Figure data in JSON

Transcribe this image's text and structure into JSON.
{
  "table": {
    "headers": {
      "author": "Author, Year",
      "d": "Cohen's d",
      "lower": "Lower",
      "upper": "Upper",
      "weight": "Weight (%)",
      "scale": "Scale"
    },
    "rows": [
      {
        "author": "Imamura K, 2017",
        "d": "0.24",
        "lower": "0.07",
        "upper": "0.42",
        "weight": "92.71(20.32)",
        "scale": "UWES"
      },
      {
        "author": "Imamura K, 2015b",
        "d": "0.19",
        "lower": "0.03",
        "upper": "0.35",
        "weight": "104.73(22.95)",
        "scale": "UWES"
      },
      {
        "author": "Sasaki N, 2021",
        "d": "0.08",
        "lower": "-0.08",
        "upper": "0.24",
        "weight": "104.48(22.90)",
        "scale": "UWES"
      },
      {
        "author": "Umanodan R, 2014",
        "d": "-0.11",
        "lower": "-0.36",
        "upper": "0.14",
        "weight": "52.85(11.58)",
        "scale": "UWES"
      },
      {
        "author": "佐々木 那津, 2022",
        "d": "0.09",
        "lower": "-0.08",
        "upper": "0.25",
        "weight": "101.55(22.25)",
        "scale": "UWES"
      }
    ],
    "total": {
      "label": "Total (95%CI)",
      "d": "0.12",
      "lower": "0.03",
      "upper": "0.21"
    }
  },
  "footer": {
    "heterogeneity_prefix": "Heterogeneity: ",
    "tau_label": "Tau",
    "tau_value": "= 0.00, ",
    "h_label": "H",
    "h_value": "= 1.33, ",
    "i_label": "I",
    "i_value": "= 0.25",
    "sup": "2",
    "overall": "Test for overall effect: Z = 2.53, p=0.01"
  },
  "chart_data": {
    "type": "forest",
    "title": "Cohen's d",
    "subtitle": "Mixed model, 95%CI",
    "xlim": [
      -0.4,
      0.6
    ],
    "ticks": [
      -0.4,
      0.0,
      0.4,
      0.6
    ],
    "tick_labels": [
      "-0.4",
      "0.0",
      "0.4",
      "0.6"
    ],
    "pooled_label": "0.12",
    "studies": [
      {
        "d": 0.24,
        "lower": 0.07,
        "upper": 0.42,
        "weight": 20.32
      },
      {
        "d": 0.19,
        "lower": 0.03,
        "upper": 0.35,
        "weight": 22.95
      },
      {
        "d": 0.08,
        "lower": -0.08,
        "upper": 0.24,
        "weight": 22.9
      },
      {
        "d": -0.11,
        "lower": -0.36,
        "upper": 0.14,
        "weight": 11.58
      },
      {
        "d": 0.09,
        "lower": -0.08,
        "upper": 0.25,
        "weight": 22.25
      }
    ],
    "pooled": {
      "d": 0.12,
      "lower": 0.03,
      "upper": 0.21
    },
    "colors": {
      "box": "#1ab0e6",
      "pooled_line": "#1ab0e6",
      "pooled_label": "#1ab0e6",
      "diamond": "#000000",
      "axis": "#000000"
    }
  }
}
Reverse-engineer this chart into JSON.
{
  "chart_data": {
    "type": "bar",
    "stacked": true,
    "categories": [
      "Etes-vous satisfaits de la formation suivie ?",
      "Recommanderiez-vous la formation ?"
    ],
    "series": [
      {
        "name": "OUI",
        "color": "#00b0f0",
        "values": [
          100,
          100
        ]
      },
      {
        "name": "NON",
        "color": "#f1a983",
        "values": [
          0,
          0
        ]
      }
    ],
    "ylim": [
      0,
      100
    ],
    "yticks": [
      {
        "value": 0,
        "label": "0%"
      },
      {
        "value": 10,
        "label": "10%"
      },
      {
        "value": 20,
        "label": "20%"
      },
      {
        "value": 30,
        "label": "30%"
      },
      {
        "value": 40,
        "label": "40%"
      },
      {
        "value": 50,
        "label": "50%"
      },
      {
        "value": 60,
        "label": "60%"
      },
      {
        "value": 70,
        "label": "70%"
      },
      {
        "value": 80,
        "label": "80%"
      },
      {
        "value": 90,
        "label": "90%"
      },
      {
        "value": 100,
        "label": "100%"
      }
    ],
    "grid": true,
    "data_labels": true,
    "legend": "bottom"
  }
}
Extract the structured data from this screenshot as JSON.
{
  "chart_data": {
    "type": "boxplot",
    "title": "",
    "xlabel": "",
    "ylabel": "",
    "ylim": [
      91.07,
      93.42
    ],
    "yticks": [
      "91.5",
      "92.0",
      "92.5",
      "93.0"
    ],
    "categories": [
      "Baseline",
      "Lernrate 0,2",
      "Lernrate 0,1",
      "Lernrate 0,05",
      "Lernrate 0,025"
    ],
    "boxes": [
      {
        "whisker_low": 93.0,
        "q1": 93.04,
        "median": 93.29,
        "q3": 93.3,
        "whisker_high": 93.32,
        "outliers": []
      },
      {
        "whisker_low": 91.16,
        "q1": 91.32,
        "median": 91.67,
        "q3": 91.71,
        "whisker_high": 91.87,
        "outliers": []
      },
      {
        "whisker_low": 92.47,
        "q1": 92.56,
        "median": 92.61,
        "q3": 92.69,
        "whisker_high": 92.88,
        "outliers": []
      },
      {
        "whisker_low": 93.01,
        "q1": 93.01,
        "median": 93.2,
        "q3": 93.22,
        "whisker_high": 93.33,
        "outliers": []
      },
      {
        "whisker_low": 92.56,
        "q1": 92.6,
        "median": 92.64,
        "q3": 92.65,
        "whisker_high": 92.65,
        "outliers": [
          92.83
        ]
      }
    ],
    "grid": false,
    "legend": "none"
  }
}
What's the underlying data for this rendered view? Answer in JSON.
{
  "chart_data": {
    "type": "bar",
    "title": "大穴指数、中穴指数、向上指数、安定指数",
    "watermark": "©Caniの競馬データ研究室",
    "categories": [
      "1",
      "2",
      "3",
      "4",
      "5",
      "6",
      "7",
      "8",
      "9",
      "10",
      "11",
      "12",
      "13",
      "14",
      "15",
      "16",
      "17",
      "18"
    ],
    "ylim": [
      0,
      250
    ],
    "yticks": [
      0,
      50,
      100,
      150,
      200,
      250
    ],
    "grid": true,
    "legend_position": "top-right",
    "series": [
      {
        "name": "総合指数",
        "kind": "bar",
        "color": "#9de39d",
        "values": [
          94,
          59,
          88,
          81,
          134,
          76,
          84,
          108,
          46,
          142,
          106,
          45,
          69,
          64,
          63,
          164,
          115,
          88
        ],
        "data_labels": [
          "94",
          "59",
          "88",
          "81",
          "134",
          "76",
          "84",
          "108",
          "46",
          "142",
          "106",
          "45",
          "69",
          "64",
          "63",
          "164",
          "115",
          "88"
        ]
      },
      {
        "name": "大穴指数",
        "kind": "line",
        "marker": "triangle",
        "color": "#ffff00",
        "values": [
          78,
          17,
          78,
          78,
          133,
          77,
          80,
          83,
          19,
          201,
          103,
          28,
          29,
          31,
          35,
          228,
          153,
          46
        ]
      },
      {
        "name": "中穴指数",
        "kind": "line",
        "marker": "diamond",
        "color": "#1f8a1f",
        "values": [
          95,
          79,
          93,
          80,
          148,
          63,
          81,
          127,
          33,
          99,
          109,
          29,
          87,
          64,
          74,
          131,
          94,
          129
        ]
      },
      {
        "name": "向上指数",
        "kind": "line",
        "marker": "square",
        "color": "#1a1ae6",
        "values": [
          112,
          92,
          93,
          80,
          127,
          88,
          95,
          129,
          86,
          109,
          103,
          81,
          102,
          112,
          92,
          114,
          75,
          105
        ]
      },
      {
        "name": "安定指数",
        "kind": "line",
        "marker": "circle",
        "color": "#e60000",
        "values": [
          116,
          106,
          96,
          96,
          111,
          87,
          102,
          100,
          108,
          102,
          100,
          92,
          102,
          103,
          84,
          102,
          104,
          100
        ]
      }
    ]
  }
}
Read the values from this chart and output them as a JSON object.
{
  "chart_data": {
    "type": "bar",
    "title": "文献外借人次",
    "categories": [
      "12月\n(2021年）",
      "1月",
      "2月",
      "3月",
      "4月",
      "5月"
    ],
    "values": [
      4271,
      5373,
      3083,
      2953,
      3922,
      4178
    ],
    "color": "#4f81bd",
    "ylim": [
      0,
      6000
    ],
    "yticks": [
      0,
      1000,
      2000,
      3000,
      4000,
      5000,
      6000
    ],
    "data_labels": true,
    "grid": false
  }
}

*OBJECTIVE:*
For the string "median", count the lines of the entries above that include it; answer with the number only.

*THE REPLY:*
5